• **EXERCISE TASK**
State the number of lines with the string "Information" in them, and nothing else.

----- DATASET RECORDS

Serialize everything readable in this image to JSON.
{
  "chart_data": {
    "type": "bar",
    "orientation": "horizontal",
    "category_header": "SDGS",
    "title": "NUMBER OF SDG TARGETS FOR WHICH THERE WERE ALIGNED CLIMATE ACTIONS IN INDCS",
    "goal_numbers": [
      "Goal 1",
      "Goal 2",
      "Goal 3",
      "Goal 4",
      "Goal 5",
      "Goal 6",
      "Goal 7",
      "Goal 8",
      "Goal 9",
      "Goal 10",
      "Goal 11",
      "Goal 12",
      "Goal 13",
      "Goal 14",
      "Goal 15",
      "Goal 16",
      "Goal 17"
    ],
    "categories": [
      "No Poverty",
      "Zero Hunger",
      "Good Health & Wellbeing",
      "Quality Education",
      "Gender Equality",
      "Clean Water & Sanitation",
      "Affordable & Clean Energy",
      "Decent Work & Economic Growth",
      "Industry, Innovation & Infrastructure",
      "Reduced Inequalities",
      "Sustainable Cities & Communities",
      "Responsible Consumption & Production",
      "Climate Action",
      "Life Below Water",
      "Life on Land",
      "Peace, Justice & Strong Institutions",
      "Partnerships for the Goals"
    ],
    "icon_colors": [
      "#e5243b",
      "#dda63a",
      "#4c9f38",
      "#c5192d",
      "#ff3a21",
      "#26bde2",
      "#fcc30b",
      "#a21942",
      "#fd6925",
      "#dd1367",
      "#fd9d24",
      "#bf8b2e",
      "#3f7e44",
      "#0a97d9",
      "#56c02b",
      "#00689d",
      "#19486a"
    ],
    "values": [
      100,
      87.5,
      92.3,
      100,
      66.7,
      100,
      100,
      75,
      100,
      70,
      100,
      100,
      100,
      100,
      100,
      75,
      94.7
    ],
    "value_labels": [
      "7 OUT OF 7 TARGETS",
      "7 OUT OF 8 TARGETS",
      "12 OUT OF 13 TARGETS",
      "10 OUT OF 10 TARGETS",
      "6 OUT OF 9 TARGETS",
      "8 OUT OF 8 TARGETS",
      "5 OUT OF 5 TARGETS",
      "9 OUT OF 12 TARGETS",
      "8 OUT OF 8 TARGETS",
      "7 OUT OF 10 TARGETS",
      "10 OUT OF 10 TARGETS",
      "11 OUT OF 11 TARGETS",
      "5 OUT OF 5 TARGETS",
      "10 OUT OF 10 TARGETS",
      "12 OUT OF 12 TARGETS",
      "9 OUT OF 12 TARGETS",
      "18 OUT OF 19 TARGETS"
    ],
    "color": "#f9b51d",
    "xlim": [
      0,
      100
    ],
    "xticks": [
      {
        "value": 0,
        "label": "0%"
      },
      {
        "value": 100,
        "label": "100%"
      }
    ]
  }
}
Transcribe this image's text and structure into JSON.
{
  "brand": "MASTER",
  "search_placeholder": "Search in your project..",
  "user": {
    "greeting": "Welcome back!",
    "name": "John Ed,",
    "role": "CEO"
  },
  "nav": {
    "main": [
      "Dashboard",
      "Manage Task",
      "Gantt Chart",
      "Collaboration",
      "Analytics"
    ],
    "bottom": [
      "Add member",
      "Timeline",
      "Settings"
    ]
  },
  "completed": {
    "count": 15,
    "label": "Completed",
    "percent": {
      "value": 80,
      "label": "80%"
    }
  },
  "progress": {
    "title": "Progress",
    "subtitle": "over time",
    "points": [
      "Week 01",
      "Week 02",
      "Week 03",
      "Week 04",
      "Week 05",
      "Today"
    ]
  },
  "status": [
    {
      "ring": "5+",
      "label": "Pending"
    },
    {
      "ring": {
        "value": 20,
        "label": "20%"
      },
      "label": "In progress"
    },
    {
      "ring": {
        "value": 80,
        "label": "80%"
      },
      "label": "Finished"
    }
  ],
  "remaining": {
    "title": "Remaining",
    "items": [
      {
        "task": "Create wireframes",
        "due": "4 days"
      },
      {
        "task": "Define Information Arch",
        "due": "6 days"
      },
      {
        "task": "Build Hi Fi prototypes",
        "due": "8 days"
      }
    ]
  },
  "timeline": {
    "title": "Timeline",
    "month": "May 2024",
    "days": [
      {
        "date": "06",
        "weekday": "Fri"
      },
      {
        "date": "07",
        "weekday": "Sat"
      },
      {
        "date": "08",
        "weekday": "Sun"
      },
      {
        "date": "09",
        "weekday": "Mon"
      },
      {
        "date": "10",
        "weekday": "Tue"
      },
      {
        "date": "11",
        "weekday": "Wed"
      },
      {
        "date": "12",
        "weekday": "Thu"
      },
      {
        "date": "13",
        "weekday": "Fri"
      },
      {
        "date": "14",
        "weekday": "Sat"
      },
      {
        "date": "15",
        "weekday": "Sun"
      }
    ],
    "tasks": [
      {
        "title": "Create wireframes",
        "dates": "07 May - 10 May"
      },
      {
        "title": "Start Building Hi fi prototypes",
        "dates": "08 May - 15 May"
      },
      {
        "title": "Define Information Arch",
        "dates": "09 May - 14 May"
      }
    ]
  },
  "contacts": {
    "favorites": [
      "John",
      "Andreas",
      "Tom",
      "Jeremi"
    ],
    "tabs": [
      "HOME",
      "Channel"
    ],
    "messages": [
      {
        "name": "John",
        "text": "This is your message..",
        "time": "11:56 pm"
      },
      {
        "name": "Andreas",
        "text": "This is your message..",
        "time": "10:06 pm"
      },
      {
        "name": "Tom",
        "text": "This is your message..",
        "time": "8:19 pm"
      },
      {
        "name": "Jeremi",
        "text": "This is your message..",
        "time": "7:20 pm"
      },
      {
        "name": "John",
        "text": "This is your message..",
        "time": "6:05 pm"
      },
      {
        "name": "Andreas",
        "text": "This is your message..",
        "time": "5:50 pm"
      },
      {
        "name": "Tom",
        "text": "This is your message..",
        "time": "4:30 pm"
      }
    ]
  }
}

----------

• **EXERCISE ANSWER**
2